What you will do: Copy all lines below exactly as written. Leave pictures out.

>> BEGIN Supplied data

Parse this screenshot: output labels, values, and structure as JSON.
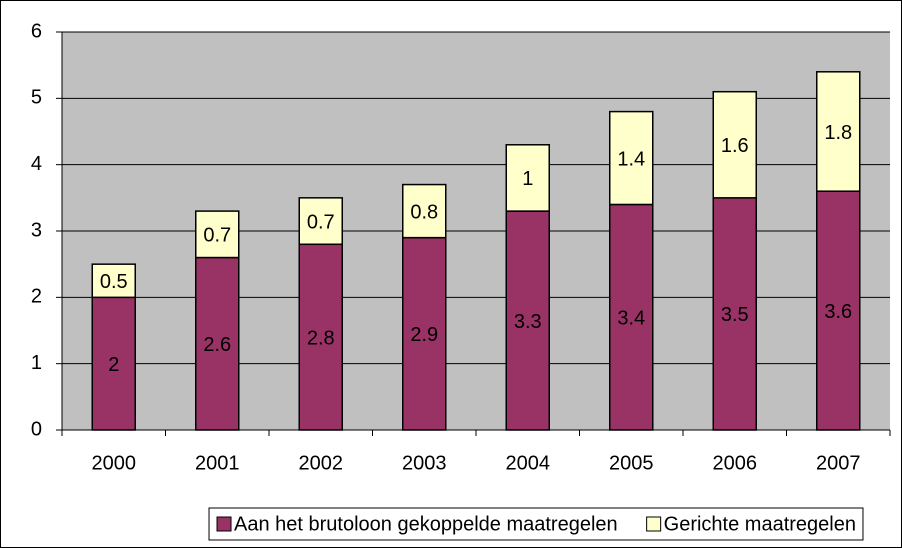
{
  "chart_data": {
    "type": "bar",
    "stacked": true,
    "categories": [
      "2000",
      "2001",
      "2002",
      "2003",
      "2004",
      "2005",
      "2006",
      "2007"
    ],
    "series": [
      {
        "name": "Aan het brutoloon gekoppelde maatregelen",
        "color": "#993366",
        "values": [
          2,
          2.6,
          2.8,
          2.9,
          3.3,
          3.4,
          3.5,
          3.6
        ]
      },
      {
        "name": "Gerichte maatregelen",
        "color": "#ffffcc",
        "values": [
          0.5,
          0.7,
          0.7,
          0.8,
          1,
          1.4,
          1.6,
          1.8
        ]
      }
    ],
    "ylim": [
      0,
      6
    ],
    "yticks": [
      0,
      1,
      2,
      3,
      4,
      5,
      6
    ],
    "grid": true,
    "legend": "bottom",
    "plot_background": "#c0c0c0"
  }
}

>> END Supplied data

Response below:
Parse this screenshot: output labels, values, and structure as JSON.
{
  "chart_data": {
    "type": "bar",
    "stacked": true,
    "categories": [
      "2000",
      "2001",
      "2002",
      "2003",
      "2004",
      "2005",
      "2006",
      "2007"
    ],
    "series": [
      {
        "name": "Aan het brutoloon gekoppelde maatregelen",
        "color": "#993366",
        "values": [
          2,
          2.6,
          2.8,
          2.9,
          3.3,
          3.4,
          3.5,
          3.6
        ]
      },
      {
        "name": "Gerichte maatregelen",
        "color": "#ffffcc",
        "values": [
          0.5,
          0.7,
          0.7,
          0.8,
          1,
          1.4,
          1.6,
          1.8
        ]
      }
    ],
    "ylim": [
      0,
      6
    ],
    "yticks": [
      0,
      1,
      2,
      3,
      4,
      5,
      6
    ],
    "grid": true,
    "legend": "bottom",
    "plot_background": "#c0c0c0"
  }
}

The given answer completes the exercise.